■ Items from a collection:
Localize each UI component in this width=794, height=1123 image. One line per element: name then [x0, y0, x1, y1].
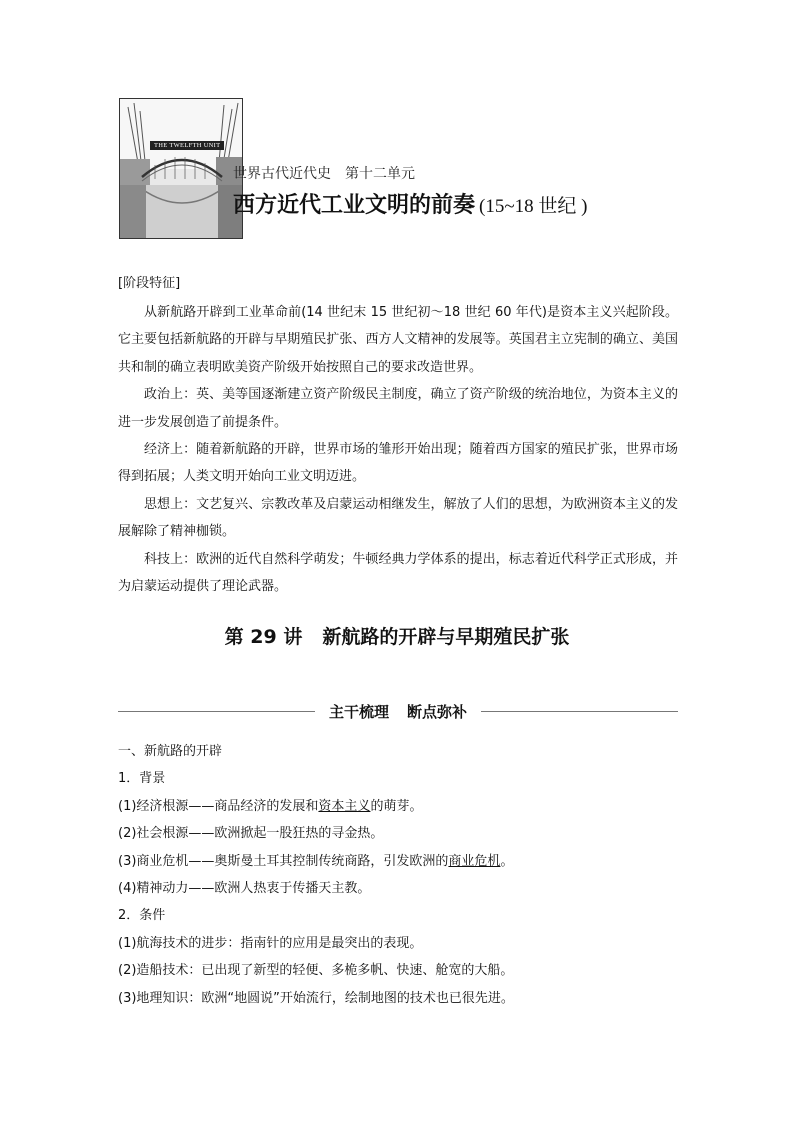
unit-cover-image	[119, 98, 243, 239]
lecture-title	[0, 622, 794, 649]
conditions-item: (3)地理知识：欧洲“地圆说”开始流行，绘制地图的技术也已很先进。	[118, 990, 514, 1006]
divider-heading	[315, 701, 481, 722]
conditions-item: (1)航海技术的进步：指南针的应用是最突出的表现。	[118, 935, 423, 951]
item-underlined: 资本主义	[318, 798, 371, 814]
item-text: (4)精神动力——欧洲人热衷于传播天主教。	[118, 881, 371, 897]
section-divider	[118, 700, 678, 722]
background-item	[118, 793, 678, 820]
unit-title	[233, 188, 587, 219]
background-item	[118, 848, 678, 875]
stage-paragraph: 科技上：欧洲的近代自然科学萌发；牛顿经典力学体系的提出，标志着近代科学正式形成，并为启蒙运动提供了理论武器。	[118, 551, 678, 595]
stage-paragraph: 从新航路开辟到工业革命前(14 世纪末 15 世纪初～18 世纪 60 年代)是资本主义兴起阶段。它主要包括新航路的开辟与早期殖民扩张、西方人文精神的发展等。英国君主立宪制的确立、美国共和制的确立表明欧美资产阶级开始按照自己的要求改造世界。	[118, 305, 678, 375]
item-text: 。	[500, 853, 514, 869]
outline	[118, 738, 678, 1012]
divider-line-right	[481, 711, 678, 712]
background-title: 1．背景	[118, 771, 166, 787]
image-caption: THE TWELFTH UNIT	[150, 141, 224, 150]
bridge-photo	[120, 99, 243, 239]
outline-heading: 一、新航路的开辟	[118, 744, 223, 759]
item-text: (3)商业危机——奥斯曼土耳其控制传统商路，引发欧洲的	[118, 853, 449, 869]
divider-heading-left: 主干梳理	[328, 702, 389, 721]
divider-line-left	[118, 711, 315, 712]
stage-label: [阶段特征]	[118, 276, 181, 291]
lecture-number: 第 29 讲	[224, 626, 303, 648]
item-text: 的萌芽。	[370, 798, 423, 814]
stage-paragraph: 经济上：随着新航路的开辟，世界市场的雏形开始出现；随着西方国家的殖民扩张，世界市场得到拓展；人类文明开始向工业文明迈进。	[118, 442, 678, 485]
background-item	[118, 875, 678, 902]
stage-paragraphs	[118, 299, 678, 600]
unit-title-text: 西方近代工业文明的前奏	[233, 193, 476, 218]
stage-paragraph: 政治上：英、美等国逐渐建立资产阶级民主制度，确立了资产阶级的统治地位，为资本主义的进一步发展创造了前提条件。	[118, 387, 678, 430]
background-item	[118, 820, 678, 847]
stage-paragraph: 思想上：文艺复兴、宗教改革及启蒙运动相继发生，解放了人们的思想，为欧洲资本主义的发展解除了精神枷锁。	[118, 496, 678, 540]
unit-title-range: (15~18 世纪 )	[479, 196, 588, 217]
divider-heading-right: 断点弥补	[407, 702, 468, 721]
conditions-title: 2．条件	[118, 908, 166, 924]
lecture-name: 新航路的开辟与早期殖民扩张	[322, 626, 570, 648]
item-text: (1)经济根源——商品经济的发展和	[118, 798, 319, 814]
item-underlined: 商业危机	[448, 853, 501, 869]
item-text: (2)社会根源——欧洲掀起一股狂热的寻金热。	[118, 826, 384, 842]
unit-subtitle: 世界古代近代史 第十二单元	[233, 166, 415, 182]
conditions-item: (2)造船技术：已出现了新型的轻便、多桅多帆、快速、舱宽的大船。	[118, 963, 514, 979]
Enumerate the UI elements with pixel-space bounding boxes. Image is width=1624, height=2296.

■ What is being asked:
Copy every item above word for word, leaving out the pictures.

■ Answer to the task:
Localize each UI component in this width=794, height=1123 image. One line per element: name then [x0, y0, x1, y1].
unit-cover-image	[119, 98, 243, 239]
lecture-title	[0, 622, 794, 649]
conditions-item: (3)地理知识：欧洲“地圆说”开始流行，绘制地图的技术也已很先进。	[118, 990, 514, 1006]
divider-heading	[315, 701, 481, 722]
conditions-item: (1)航海技术的进步：指南针的应用是最突出的表现。	[118, 935, 423, 951]
item-underlined: 资本主义	[318, 798, 371, 814]
item-text: (4)精神动力——欧洲人热衷于传播天主教。	[118, 881, 371, 897]
section-divider	[118, 700, 678, 722]
background-item	[118, 793, 678, 820]
unit-title	[233, 188, 587, 219]
background-item	[118, 848, 678, 875]
stage-paragraph: 科技上：欧洲的近代自然科学萌发；牛顿经典力学体系的提出，标志着近代科学正式形成，并为启蒙运动提供了理论武器。	[118, 551, 678, 595]
stage-paragraph: 从新航路开辟到工业革命前(14 世纪末 15 世纪初～18 世纪 60 年代)是资本主义兴起阶段。它主要包括新航路的开辟与早期殖民扩张、西方人文精神的发展等。英国君主立宪制的确立、美国共和制的确立表明欧美资产阶级开始按照自己的要求改造世界。	[118, 305, 678, 375]
item-text: 。	[500, 853, 514, 869]
outline	[118, 738, 678, 1012]
divider-line-right	[481, 711, 678, 712]
background-title: 1．背景	[118, 771, 166, 787]
image-caption: THE TWELFTH UNIT	[150, 141, 224, 150]
bridge-photo	[120, 99, 243, 239]
outline-heading: 一、新航路的开辟	[118, 744, 223, 759]
item-text: (3)商业危机——奥斯曼土耳其控制传统商路，引发欧洲的	[118, 853, 449, 869]
divider-heading-left: 主干梳理	[328, 702, 389, 721]
divider-line-left	[118, 711, 315, 712]
stage-label: [阶段特征]	[118, 276, 181, 291]
lecture-number: 第 29 讲	[224, 626, 303, 648]
item-text: 的萌芽。	[370, 798, 423, 814]
stage-paragraph: 经济上：随着新航路的开辟，世界市场的雏形开始出现；随着西方国家的殖民扩张，世界市场得到拓展；人类文明开始向工业文明迈进。	[118, 442, 678, 485]
background-item	[118, 875, 678, 902]
stage-paragraphs	[118, 299, 678, 600]
unit-title-text: 西方近代工业文明的前奏	[233, 193, 476, 218]
stage-paragraph: 政治上：英、美等国逐渐建立资产阶级民主制度，确立了资产阶级的统治地位，为资本主义的进一步发展创造了前提条件。	[118, 387, 678, 430]
background-item	[118, 820, 678, 847]
stage-paragraph: 思想上：文艺复兴、宗教改革及启蒙运动相继发生，解放了人们的思想，为欧洲资本主义的发展解除了精神枷锁。	[118, 496, 678, 540]
unit-title-range: (15~18 世纪 )	[479, 196, 588, 217]
divider-heading-right: 断点弥补	[407, 702, 468, 721]
conditions-title: 2．条件	[118, 908, 166, 924]
lecture-name: 新航路的开辟与早期殖民扩张	[322, 626, 570, 648]
item-text: (1)经济根源——商品经济的发展和	[118, 798, 319, 814]
item-underlined: 商业危机	[448, 853, 501, 869]
item-text: (2)社会根源——欧洲掀起一股狂热的寻金热。	[118, 826, 384, 842]
unit-subtitle: 世界古代近代史 第十二单元	[233, 166, 415, 182]
conditions-item: (2)造船技术：已出现了新型的轻便、多桅多帆、快速、舱宽的大船。	[118, 963, 514, 979]
Enumerate the UI elements with pixel-space bounding boxes. Image is width=1624, height=2296.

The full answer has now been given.